LATAR BELAKANG

Pelaksanaan pendidikan nasional harus menjamin pemerataan dan peningkatan mutu pendidikan di tengah perubahan global agar warga Indonesia menjadi manusia yang bertakwa kepada Tuhan Yang Maha Esa, berakhlak mulia, cerdas, produktif, dan berdaya saing tinggi dalam pergaulan nasional maupun internasional. Untuk menjamin tercapainya tujuan pendidikan tersebut, Pemerintah telah mengamanatkan penyusunan delapan standar nasional pendidikan sebagaimana diatur dalam Peraturan Pemerintah Republik Indonesia No. 19 Tahun 2005 tentang Standar Nasional Pendidikan. Standar nasional pendidikan adalah kriteria minimum tentang sistem pendidikan di seluruh wilayah hukum Negara Kesatuan Republik Indonesia.

Pelaksanaan pembelajaran dalam pendidikan nasional berpusat pada peserta didik agar dapat: (a) belajar untuk beriman dan bertakwa kepada Tuhan Yang Maha Esa, (b) belajar untuk memahami dan menghayati, (c) belajar untuk mampu melaksanakan dan berbuat secara efektif, (d) belajar untuk hidup bersama dan berguna bagi orang lain, dan (e) belajar untuk membangun dan menemukan jati diri melalui proses belajar yang aktif, kreatif, efektif, dan menyenangkan. Untuk menjamin terwujudnya hal tersebut diperlukan adanya sarana dan prasarana yang memadai. Sarana dan prasarana yang memadai tersebut harus memenuhi ketentuan minimum yang ditetapkan dalam standar sarana dan prasarana.

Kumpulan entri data
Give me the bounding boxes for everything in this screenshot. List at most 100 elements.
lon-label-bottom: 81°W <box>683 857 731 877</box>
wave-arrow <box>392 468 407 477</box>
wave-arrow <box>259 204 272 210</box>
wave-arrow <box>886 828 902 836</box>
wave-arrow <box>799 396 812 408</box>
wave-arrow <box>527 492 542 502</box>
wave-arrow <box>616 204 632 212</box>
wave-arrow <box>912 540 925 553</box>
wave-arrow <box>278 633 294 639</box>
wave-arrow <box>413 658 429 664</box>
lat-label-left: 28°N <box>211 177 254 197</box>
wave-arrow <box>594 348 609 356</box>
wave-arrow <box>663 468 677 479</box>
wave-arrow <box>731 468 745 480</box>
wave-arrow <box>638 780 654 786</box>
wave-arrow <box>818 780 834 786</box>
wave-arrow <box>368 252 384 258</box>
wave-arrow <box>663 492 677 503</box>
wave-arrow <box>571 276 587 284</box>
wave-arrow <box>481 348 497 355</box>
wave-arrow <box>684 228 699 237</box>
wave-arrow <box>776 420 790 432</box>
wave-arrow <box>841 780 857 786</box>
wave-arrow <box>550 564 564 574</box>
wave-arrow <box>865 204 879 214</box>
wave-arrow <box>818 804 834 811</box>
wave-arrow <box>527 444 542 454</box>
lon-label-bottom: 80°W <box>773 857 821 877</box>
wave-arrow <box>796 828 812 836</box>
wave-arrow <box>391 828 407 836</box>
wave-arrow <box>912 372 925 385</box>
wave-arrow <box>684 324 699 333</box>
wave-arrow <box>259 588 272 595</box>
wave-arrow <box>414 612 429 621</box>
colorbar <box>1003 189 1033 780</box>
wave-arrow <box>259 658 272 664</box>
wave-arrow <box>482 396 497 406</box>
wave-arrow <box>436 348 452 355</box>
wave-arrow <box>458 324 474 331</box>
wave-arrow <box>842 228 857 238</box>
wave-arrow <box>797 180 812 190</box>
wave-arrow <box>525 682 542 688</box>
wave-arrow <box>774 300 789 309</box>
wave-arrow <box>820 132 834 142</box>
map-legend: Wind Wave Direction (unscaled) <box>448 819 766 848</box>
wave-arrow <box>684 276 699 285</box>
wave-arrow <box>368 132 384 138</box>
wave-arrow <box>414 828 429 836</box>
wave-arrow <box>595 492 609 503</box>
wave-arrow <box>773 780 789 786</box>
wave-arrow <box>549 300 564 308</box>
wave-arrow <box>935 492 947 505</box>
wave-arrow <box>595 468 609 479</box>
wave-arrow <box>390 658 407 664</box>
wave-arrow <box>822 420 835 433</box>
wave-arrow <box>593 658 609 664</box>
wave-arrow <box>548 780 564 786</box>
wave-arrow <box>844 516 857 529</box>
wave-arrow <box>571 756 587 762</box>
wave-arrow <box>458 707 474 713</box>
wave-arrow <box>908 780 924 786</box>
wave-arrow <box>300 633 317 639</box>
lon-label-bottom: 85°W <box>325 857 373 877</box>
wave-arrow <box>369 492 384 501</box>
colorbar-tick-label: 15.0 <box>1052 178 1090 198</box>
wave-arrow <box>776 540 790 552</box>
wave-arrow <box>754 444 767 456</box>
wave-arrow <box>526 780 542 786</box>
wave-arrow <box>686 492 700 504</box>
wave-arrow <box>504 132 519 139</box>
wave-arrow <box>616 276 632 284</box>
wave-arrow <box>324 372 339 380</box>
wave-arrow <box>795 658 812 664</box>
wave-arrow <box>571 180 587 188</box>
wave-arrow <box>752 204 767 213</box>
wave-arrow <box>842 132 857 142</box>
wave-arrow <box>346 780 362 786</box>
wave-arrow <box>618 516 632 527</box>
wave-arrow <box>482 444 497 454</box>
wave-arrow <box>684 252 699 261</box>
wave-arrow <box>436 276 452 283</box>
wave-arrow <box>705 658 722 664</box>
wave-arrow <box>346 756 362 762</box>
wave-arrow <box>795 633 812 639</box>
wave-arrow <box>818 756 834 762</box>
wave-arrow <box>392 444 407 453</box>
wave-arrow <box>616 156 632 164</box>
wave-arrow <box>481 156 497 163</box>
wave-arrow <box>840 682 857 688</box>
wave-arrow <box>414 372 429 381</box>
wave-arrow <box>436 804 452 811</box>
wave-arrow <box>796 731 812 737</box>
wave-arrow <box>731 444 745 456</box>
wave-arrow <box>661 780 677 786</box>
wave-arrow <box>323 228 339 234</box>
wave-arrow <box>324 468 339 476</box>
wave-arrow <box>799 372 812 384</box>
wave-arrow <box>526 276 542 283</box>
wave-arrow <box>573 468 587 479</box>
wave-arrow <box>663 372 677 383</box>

Latihan Singkat
Dalam kutipan tentang standar nasional pendidikan, peraturan apa yang mengatur penyusunan delapan standar nasional pendidikan?

Latihan Selesai
Peraturan Pemerintah Republik Indonesia No. 19 Tahun 2005 tentang Standar Nasional Pendidikan.